▸ **Job**
Reproduce the material exactly, omitting nothing.

▸ **Data records**

========

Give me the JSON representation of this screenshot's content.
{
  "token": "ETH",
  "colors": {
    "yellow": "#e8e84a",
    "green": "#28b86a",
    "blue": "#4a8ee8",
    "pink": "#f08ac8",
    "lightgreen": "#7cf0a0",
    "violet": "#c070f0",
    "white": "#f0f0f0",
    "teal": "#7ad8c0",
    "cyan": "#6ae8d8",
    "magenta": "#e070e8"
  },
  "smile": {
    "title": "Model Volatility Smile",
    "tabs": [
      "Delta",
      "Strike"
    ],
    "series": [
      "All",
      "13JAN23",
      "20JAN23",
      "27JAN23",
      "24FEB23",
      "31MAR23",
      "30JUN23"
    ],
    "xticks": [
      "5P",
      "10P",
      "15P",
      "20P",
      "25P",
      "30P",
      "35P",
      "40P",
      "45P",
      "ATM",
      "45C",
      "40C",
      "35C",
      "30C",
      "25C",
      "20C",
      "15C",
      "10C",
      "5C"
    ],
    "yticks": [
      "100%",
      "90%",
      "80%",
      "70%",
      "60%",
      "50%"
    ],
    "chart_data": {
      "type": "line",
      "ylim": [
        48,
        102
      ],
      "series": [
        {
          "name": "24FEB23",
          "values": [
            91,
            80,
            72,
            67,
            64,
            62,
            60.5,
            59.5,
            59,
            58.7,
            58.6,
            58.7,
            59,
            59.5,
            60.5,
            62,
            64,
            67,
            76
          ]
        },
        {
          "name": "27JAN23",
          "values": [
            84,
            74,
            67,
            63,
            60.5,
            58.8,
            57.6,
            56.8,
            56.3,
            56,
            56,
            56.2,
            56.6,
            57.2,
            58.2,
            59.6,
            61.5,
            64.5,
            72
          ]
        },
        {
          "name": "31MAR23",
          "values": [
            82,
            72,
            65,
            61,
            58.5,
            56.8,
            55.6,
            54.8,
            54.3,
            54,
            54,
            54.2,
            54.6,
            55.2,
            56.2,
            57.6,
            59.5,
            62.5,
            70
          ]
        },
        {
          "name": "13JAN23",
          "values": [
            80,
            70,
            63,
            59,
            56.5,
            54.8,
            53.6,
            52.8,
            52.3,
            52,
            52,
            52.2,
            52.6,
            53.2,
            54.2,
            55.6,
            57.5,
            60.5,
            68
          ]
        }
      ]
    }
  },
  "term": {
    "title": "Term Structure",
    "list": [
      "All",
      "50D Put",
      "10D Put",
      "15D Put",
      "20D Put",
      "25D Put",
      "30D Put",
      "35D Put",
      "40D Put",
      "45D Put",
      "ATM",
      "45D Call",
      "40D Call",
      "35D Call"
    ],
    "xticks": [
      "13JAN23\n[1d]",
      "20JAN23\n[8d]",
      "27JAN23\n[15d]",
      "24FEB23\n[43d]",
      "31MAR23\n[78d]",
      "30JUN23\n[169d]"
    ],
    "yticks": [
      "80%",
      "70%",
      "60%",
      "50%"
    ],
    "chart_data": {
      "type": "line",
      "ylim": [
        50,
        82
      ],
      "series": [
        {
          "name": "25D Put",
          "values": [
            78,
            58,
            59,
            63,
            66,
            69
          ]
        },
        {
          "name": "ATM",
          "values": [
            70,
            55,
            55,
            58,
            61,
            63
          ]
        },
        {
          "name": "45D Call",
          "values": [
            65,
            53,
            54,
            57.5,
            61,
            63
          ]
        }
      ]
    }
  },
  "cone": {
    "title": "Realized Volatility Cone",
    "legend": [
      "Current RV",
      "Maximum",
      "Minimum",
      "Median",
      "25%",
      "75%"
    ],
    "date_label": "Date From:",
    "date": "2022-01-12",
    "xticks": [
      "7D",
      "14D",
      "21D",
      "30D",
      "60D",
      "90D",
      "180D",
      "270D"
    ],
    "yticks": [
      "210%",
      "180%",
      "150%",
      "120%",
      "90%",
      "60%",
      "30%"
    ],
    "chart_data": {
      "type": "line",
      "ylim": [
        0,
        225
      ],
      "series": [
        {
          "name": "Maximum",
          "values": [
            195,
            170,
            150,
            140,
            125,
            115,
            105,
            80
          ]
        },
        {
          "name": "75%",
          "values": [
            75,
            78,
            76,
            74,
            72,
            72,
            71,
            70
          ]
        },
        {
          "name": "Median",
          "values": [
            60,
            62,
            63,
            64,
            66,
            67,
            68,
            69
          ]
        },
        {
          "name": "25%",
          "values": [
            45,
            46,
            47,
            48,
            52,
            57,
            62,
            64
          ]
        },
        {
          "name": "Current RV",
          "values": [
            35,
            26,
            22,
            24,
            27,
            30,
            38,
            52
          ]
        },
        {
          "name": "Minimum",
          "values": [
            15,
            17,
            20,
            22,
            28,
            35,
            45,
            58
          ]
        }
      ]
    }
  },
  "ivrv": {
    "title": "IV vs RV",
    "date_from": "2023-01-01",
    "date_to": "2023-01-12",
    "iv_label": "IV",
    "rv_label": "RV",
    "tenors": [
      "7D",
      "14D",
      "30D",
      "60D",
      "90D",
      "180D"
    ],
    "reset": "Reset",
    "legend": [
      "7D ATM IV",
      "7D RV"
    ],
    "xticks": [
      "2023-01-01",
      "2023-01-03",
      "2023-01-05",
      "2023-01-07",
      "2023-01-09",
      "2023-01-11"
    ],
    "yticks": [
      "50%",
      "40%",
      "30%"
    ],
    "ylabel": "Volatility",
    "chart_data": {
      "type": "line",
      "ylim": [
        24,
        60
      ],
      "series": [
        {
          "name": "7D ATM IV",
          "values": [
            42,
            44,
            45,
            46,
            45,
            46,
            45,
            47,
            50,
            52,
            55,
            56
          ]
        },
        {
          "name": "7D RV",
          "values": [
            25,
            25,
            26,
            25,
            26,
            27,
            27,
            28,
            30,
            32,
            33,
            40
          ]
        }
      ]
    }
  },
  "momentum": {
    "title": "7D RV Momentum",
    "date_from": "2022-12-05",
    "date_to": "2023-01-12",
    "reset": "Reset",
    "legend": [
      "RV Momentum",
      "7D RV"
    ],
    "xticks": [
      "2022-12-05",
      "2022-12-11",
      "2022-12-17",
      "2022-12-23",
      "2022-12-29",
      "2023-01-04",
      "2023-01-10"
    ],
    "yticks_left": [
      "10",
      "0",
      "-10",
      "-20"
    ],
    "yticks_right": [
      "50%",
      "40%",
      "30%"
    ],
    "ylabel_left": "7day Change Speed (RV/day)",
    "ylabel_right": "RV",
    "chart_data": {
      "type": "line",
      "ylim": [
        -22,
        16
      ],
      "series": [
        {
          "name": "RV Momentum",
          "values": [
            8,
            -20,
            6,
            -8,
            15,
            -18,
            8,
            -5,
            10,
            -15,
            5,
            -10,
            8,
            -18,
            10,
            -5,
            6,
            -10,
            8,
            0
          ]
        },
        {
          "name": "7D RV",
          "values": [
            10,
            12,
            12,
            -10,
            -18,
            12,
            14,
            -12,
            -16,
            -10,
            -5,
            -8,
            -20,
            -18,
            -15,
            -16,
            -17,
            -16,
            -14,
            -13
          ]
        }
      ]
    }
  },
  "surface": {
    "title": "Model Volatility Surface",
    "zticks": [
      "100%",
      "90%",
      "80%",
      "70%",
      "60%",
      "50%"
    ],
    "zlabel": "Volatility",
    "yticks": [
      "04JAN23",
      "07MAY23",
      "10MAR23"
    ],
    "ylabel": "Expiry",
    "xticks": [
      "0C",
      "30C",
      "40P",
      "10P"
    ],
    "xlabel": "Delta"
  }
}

========

▸ **Worked answer**
Give me the JSON representation of this screenshot's content.
{
  "token": "ETH",
  "colors": {
    "yellow": "#e8e84a",
    "green": "#28b86a",
    "blue": "#4a8ee8",
    "pink": "#f08ac8",
    "lightgreen": "#7cf0a0",
    "violet": "#c070f0",
    "white": "#f0f0f0",
    "teal": "#7ad8c0",
    "cyan": "#6ae8d8",
    "magenta": "#e070e8"
  },
  "smile": {
    "title": "Model Volatility Smile",
    "tabs": [
      "Delta",
      "Strike"
    ],
    "series": [
      "All",
      "13JAN23",
      "20JAN23",
      "27JAN23",
      "24FEB23",
      "31MAR23",
      "30JUN23"
    ],
    "xticks": [
      "5P",
      "10P",
      "15P",
      "20P",
      "25P",
      "30P",
      "35P",
      "40P",
      "45P",
      "ATM",
      "45C",
      "40C",
      "35C",
      "30C",
      "25C",
      "20C",
      "15C",
      "10C",
      "5C"
    ],
    "yticks": [
      "100%",
      "90%",
      "80%",
      "70%",
      "60%",
      "50%"
    ],
    "chart_data": {
      "type": "line",
      "ylim": [
        48,
        102
      ],
      "series": [
        {
          "name": "24FEB23",
          "values": [
            91,
            80,
            72,
            67,
            64,
            62,
            60.5,
            59.5,
            59,
            58.7,
            58.6,
            58.7,
            59,
            59.5,
            60.5,
            62,
            64,
            67,
            76
          ]
        },
        {
          "name": "27JAN23",
          "values": [
            84,
            74,
            67,
            63,
            60.5,
            58.8,
            57.6,
            56.8,
            56.3,
            56,
            56,
            56.2,
            56.6,
            57.2,
            58.2,
            59.6,
            61.5,
            64.5,
            72
          ]
        },
        {
          "name": "31MAR23",
          "values": [
            82,
            72,
            65,
            61,
            58.5,
            56.8,
            55.6,
            54.8,
            54.3,
            54,
            54,
            54.2,
            54.6,
            55.2,
            56.2,
            57.6,
            59.5,
            62.5,
            70
          ]
        },
        {
          "name": "13JAN23",
          "values": [
            80,
            70,
            63,
            59,
            56.5,
            54.8,
            53.6,
            52.8,
            52.3,
            52,
            52,
            52.2,
            52.6,
            53.2,
            54.2,
            55.6,
            57.5,
            60.5,
            68
          ]
        }
      ]
    }
  },
  "term": {
    "title": "Term Structure",
    "list": [
      "All",
      "50D Put",
      "10D Put",
      "15D Put",
      "20D Put",
      "25D Put",
      "30D Put",
      "35D Put",
      "40D Put",
      "45D Put",
      "ATM",
      "45D Call",
      "40D Call",
      "35D Call"
    ],
    "xticks": [
      "13JAN23\n[1d]",
      "20JAN23\n[8d]",
      "27JAN23\n[15d]",
      "24FEB23\n[43d]",
      "31MAR23\n[78d]",
      "30JUN23\n[169d]"
    ],
    "yticks": [
      "80%",
      "70%",
      "60%",
      "50%"
    ],
    "chart_data": {
      "type": "line",
      "ylim": [
        50,
        82
      ],
      "series": [
        {
          "name": "25D Put",
          "values": [
            78,
            58,
            59,
            63,
            66,
            69
          ]
        },
        {
          "name": "ATM",
          "values": [
            70,
            55,
            55,
            58,
            61,
            63
          ]
        },
        {
          "name": "45D Call",
          "values": [
            65,
            53,
            54,
            57.5,
            61,
            63
          ]
        }
      ]
    }
  },
  "cone": {
    "title": "Realized Volatility Cone",
    "legend": [
      "Current RV",
      "Maximum",
      "Minimum",
      "Median",
      "25%",
      "75%"
    ],
    "date_label": "Date From:",
    "date": "2022-01-12",
    "xticks": [
      "7D",
      "14D",
      "21D",
      "30D",
      "60D",
      "90D",
      "180D",
      "270D"
    ],
    "yticks": [
      "210%",
      "180%",
      "150%",
      "120%",
      "90%",
      "60%",
      "30%"
    ],
    "chart_data": {
      "type": "line",
      "ylim": [
        0,
        225
      ],
      "series": [
        {
          "name": "Maximum",
          "values": [
            195,
            170,
            150,
            140,
            125,
            115,
            105,
            80
          ]
        },
        {
          "name": "75%",
          "values": [
            75,
            78,
            76,
            74,
            72,
            72,
            71,
            70
          ]
        },
        {
          "name": "Median",
          "values": [
            60,
            62,
            63,
            64,
            66,
            67,
            68,
            69
          ]
        },
        {
          "name": "25%",
          "values": [
            45,
            46,
            47,
            48,
            52,
            57,
            62,
            64
          ]
        },
        {
          "name": "Current RV",
          "values": [
            35,
            26,
            22,
            24,
            27,
            30,
            38,
            52
          ]
        },
        {
          "name": "Minimum",
          "values": [
            15,
            17,
            20,
            22,
            28,
            35,
            45,
            58
          ]
        }
      ]
    }
  },
  "ivrv": {
    "title": "IV vs RV",
    "date_from": "2023-01-01",
    "date_to": "2023-01-12",
    "iv_label": "IV",
    "rv_label": "RV",
    "tenors": [
      "7D",
      "14D",
      "30D",
      "60D",
      "90D",
      "180D"
    ],
    "reset": "Reset",
    "legend": [
      "7D ATM IV",
      "7D RV"
    ],
    "xticks": [
      "2023-01-01",
      "2023-01-03",
      "2023-01-05",
      "2023-01-07",
      "2023-01-09",
      "2023-01-11"
    ],
    "yticks": [
      "50%",
      "40%",
      "30%"
    ],
    "ylabel": "Volatility",
    "chart_data": {
      "type": "line",
      "ylim": [
        24,
        60
      ],
      "series": [
        {
          "name": "7D ATM IV",
          "values": [
            42,
            44,
            45,
            46,
            45,
            46,
            45,
            47,
            50,
            52,
            55,
            56
          ]
        },
        {
          "name": "7D RV",
          "values": [
            25,
            25,
            26,
            25,
            26,
            27,
            27,
            28,
            30,
            32,
            33,
            40
          ]
        }
      ]
    }
  },
  "momentum": {
    "title": "7D RV Momentum",
    "date_from": "2022-12-05",
    "date_to": "2023-01-12",
    "reset": "Reset",
    "legend": [
      "RV Momentum",
      "7D RV"
    ],
    "xticks": [
      "2022-12-05",
      "2022-12-11",
      "2022-12-17",
      "2022-12-23",
      "2022-12-29",
      "2023-01-04",
      "2023-01-10"
    ],
    "yticks_left": [
      "10",
      "0",
      "-10",
      "-20"
    ],
    "yticks_right": [
      "50%",
      "40%",
      "30%"
    ],
    "ylabel_left": "7day Change Speed (RV/day)",
    "ylabel_right": "RV",
    "chart_data": {
      "type": "line",
      "ylim": [
        -22,
        16
      ],
      "series": [
        {
          "name": "RV Momentum",
          "values": [
            8,
            -20,
            6,
            -8,
            15,
            -18,
            8,
            -5,
            10,
            -15,
            5,
            -10,
            8,
            -18,
            10,
            -5,
            6,
            -10,
            8,
            0
          ]
        },
        {
          "name": "7D RV",
          "values": [
            10,
            12,
            12,
            -10,
            -18,
            12,
            14,
            -12,
            -16,
            -10,
            -5,
            -8,
            -20,
            -18,
            -15,
            -16,
            -17,
            -16,
            -14,
            -13
          ]
        }
      ]
    }
  },
  "surface": {
    "title": "Model Volatility Surface",
    "zticks": [
      "100%",
      "90%",
      "80%",
      "70%",
      "60%",
      "50%"
    ],
    "zlabel": "Volatility",
    "yticks": [
      "04JAN23",
      "07MAY23",
      "10MAR23"
    ],
    "ylabel": "Expiry",
    "xticks": [
      "0C",
      "30C",
      "40P",
      "10P"
    ],
    "xlabel": "Delta"
  }
}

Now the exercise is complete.